START Extracted text

Apache Ignite C++

The apacheignite-cpp Developer Hub

Welcome to the apacheignite-cpp developer hub. You'll find comprehensive guides and documentation to help you start working with apacheignite-cpp as quickly as possible, as well as support if you get stuck. Let's jump right in!

Get Started    

Distributed DML

Overview

Apache Ignite C++ SQL Grid not only allows selecting data from the Data Grid, using SQL ANSI-99 syntax, it makes it possible to modify that data with well-known DML statements like INSERT, UPDATE, or DELETE. By taking advantage of this ability, you can work with Apache Ignite In-Memory Data Fabric as with an in-memory distributed database fully relying on its SQL capabilities.

SQL ANSI-99 Compliance

DML queries, as well as all the SELECT queries, are SQL ANSI-99 compliant.

Ignite stores all the data in memory in form of key-value pairs and hence all the DML related operations are converted into corresponding cache key-value based commands like Cache.Put(...) or Cache.Invoke(...). Let's take a deep look at how the DML statements are implemented in Ignite.

DML API

In general, all the DML statements can be divided into two groups - Those that add new entries into a cache (INSERT and MERGE), and those that modify the existing data (UPDATE and DELETE).

To execute DML statements in C++ code, you should use the same Ignite API that is used for SELECT queries - SqlFieldsQuery API. This API is used by DML operations the same way it is used by read-only queries, where SqlFieldsQuery returns QueryFieldsCursor. The only difference is that as a result of a DML statement execution, QueryFieldsCursor contains a single-item QueryFieldsRow of int64_t type that signifies the number of cache items that were affected by the DML statement, whereas as a result of a SELECT statement, QueryFieldsCursor will contain a list of items retrieved from the cache.

END Extracted text
START Listing

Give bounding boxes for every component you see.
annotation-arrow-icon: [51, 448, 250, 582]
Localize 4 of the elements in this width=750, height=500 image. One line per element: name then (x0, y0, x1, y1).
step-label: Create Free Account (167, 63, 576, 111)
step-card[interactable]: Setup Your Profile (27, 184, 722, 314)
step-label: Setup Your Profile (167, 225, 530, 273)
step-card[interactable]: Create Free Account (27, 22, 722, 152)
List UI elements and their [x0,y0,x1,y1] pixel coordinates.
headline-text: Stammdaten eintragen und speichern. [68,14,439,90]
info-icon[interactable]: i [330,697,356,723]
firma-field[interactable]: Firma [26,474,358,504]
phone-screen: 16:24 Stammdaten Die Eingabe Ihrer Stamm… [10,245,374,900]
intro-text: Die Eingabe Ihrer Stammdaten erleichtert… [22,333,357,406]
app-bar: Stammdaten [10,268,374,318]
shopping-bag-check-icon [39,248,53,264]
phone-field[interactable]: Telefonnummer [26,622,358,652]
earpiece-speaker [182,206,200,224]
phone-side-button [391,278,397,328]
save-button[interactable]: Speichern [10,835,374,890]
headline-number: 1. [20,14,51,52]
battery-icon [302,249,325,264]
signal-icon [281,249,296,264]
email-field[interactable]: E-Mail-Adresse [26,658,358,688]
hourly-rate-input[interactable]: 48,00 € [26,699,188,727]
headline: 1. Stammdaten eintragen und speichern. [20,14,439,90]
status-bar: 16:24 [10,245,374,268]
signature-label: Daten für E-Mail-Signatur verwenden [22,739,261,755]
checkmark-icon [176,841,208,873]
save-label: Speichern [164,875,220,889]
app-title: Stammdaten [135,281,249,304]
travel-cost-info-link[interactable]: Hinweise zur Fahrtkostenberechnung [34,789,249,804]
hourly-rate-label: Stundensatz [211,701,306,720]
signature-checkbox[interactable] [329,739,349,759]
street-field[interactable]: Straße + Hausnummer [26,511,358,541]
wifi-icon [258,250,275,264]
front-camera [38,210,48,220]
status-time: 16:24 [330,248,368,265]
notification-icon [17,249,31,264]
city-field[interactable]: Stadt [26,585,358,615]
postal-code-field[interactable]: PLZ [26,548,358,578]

END Listing

▶ Tasks for this exercise
1. According to the Distributed DML page, why are DML operations in Ignite turned into cache commands such as Cache.Put(...) or Cache.Invoke(...)?
2. Rewrite the records from their start through the line containing "intro-text: Die Eingabe", replacing "Setup Your Profile" with "Complete Your Profile" and keeping everything else the same.

▶ The results
1. Ignite keeps all of its data in memory as key-value pairs. Every DML operation is therefore converted into the matching key-value cache command, such as Cache.Put(...) or Cache.Invoke(...).

2.
Give bounding boxes for every component you see.
annotation-arrow-icon: [51, 448, 250, 582]
Localize 4 of the elements in this width=750, height=500 image. One line per element: name then (x0, y0, x1, y1).
step-label: Create Free Account (167, 63, 576, 111)
step-card[interactable]: Complete Your Profile (27, 184, 722, 314)
step-label: Complete Your Profile (167, 225, 530, 273)
step-card[interactable]: Create Free Account (27, 22, 722, 152)
List UI elements and their [x0,y0,x1,y1] pixel coordinates.
headline-text: Stammdaten eintragen und speichern. [68,14,439,90]
info-icon[interactable]: i [330,697,356,723]
firma-field[interactable]: Firma [26,474,358,504]
phone-screen: 16:24 Stammdaten Die Eingabe Ihrer Stamm… [10,245,374,900]
intro-text: Die Eingabe Ihrer Stammdaten erleichtert… [22,333,357,406]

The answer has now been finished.